**Requirement**
All of the data that follows should be retyped exactly, please, except the pictures.

**Record list**

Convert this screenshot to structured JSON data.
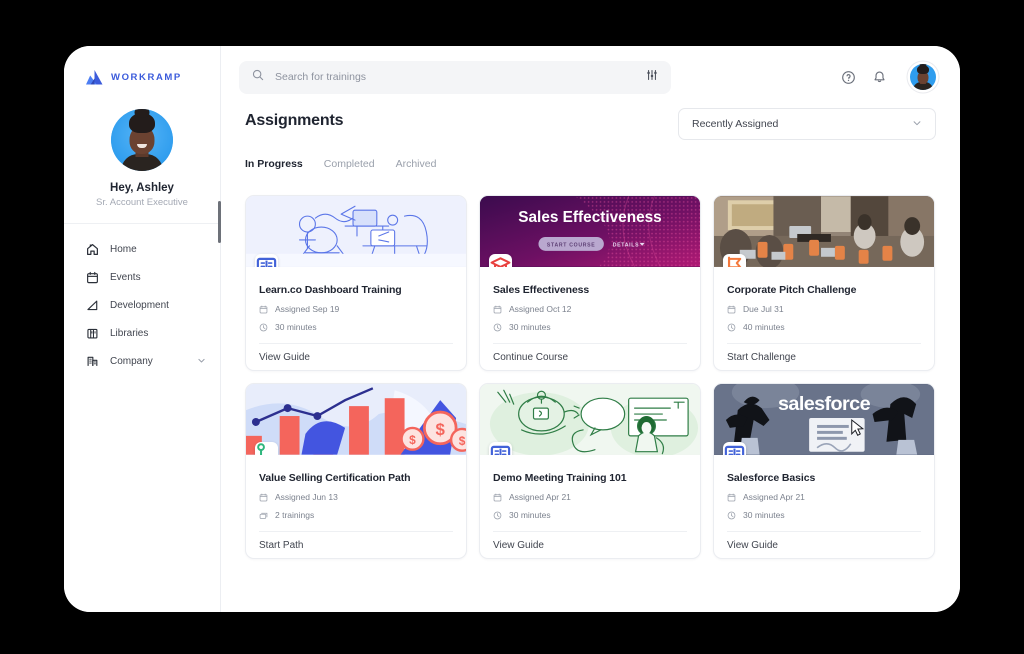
{
  "brand": {
    "name": "WORKRAMP",
    "color": "#3b5bdb",
    "logo_icon": "workramp-triangle-logo"
  },
  "sidebar": {
    "profile": {
      "greeting": "Hey, Ashley",
      "role": "Sr. Account Executive",
      "avatar_icon": "user-avatar"
    },
    "items": [
      {
        "label": "Home",
        "icon": "home-icon",
        "active": true
      },
      {
        "label": "Events",
        "icon": "calendar-icon",
        "active": false
      },
      {
        "label": "Development",
        "icon": "development-ramp-icon",
        "active": false
      },
      {
        "label": "Libraries",
        "icon": "books-library-icon",
        "active": false
      },
      {
        "label": "Company",
        "icon": "company-building-icon",
        "active": false,
        "expandable": true,
        "chevron": "chevron-down-icon"
      }
    ]
  },
  "topbar": {
    "search": {
      "placeholder": "Search for trainings",
      "value": "",
      "icon": "search-icon",
      "filter_icon": "filter-sliders-icon"
    },
    "help_icon": "help-question-circle-icon",
    "notifications_icon": "bell-icon",
    "avatar_icon": "user-avatar-small"
  },
  "main": {
    "title": "Assignments",
    "sort": {
      "value": "Recently Assigned",
      "chevron": "chevron-down-icon"
    },
    "tabs": [
      {
        "label": "In Progress",
        "active": true
      },
      {
        "label": "Completed",
        "active": false
      },
      {
        "label": "Archived",
        "active": false
      }
    ],
    "cards": [
      {
        "title": "Learn.co Dashboard Training",
        "date_label": "Assigned Sep 19",
        "duration_label": "30 minutes",
        "action": "View Guide",
        "badge_icon": "open-book-icon",
        "badge_color": "#4262d8",
        "thumb_style": "illustration-blue-desk",
        "date_icon": "assignment-calendar-icon",
        "duration_icon": "clock-icon"
      },
      {
        "title": "Sales Effectiveness",
        "date_label": "Assigned Oct 12",
        "duration_label": "30 minutes",
        "action": "Continue Course",
        "badge_icon": "graduation-cap-icon",
        "badge_color": "#e8413f",
        "thumb_style": "purple-course-hero",
        "hero_title": "Sales Effectiveness",
        "hero_button": "START COURSE",
        "hero_link": "DETAILS",
        "date_icon": "assignment-calendar-icon",
        "duration_icon": "clock-icon"
      },
      {
        "title": "Corporate Pitch Challenge",
        "date_label": "Due Jul 31",
        "duration_label": "40 minutes",
        "action": "Start Challenge",
        "badge_icon": "challenge-flag-icon",
        "badge_color": "#f4793c",
        "thumb_style": "photo-conference-room",
        "date_icon": "assignment-calendar-icon",
        "duration_icon": "clock-icon"
      },
      {
        "title": "Value Selling Certification Path",
        "date_label": "Assigned Jun 13",
        "duration_label": "2 trainings",
        "action": "Start Path",
        "badge_icon": "path-nodes-icon",
        "badge_color": "#2eb67d",
        "thumb_style": "illustration-chart-money",
        "date_icon": "assignment-calendar-icon",
        "duration_icon": "trainings-stack-icon"
      },
      {
        "title": "Demo Meeting Training 101",
        "date_label": "Assigned Apr 21",
        "duration_label": "30 minutes",
        "action": "View Guide",
        "badge_icon": "open-book-icon",
        "badge_color": "#4262d8",
        "thumb_style": "illustration-green-meeting",
        "date_icon": "assignment-calendar-icon",
        "duration_icon": "clock-icon"
      },
      {
        "title": "Salesforce Basics",
        "date_label": "Assigned Apr 21",
        "duration_label": "30 minutes",
        "action": "View Guide",
        "badge_icon": "open-book-icon",
        "badge_color": "#4262d8",
        "thumb_style": "salesforce-slate",
        "hero_title": "salesforce",
        "date_icon": "assignment-calendar-icon",
        "duration_icon": "clock-icon"
      }
    ]
  }
}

**The answer**
Convert this screenshot to structured JSON data.
{
  "brand": {
    "name": "WORKRAMP",
    "color": "#3b5bdb",
    "logo_icon": "workramp-triangle-logo"
  },
  "sidebar": {
    "profile": {
      "greeting": "Hey, Ashley",
      "role": "Sr. Account Executive",
      "avatar_icon": "user-avatar"
    },
    "items": [
      {
        "label": "Home",
        "icon": "home-icon",
        "active": true
      },
      {
        "label": "Events",
        "icon": "calendar-icon",
        "active": false
      },
      {
        "label": "Development",
        "icon": "development-ramp-icon",
        "active": false
      },
      {
        "label": "Libraries",
        "icon": "books-library-icon",
        "active": false
      },
      {
        "label": "Company",
        "icon": "company-building-icon",
        "active": false,
        "expandable": true,
        "chevron": "chevron-down-icon"
      }
    ]
  },
  "topbar": {
    "search": {
      "placeholder": "Search for trainings",
      "value": "",
      "icon": "search-icon",
      "filter_icon": "filter-sliders-icon"
    },
    "help_icon": "help-question-circle-icon",
    "notifications_icon": "bell-icon",
    "avatar_icon": "user-avatar-small"
  },
  "main": {
    "title": "Assignments",
    "sort": {
      "value": "Recently Assigned",
      "chevron": "chevron-down-icon"
    },
    "tabs": [
      {
        "label": "In Progress",
        "active": true
      },
      {
        "label": "Completed",
        "active": false
      },
      {
        "label": "Archived",
        "active": false
      }
    ],
    "cards": [
      {
        "title": "Learn.co Dashboard Training",
        "date_label": "Assigned Sep 19",
        "duration_label": "30 minutes",
        "action": "View Guide",
        "badge_icon": "open-book-icon",
        "badge_color": "#4262d8",
        "thumb_style": "illustration-blue-desk",
        "date_icon": "assignment-calendar-icon",
        "duration_icon": "clock-icon"
      },
      {
        "title": "Sales Effectiveness",
        "date_label": "Assigned Oct 12",
        "duration_label": "30 minutes",
        "action": "Continue Course",
        "badge_icon": "graduation-cap-icon",
        "badge_color": "#e8413f",
        "thumb_style": "purple-course-hero",
        "hero_title": "Sales Effectiveness",
        "hero_button": "START COURSE",
        "hero_link": "DETAILS",
        "date_icon": "assignment-calendar-icon",
        "duration_icon": "clock-icon"
      },
      {
        "title": "Corporate Pitch Challenge",
        "date_label": "Due Jul 31",
        "duration_label": "40 minutes",
        "action": "Start Challenge",
        "badge_icon": "challenge-flag-icon",
        "badge_color": "#f4793c",
        "thumb_style": "photo-conference-room",
        "date_icon": "assignment-calendar-icon",
        "duration_icon": "clock-icon"
      },
      {
        "title": "Value Selling Certification Path",
        "date_label": "Assigned Jun 13",
        "duration_label": "2 trainings",
        "action": "Start Path",
        "badge_icon": "path-nodes-icon",
        "badge_color": "#2eb67d",
        "thumb_style": "illustration-chart-money",
        "date_icon": "assignment-calendar-icon",
        "duration_icon": "trainings-stack-icon"
      },
      {
        "title": "Demo Meeting Training 101",
        "date_label": "Assigned Apr 21",
        "duration_label": "30 minutes",
        "action": "View Guide",
        "badge_icon": "open-book-icon",
        "badge_color": "#4262d8",
        "thumb_style": "illustration-green-meeting",
        "date_icon": "assignment-calendar-icon",
        "duration_icon": "clock-icon"
      },
      {
        "title": "Salesforce Basics",
        "date_label": "Assigned Apr 21",
        "duration_label": "30 minutes",
        "action": "View Guide",
        "badge_icon": "open-book-icon",
        "badge_color": "#4262d8",
        "thumb_style": "salesforce-slate",
        "hero_title": "salesforce",
        "date_icon": "assignment-calendar-icon",
        "duration_icon": "clock-icon"
      }
    ]
  }
}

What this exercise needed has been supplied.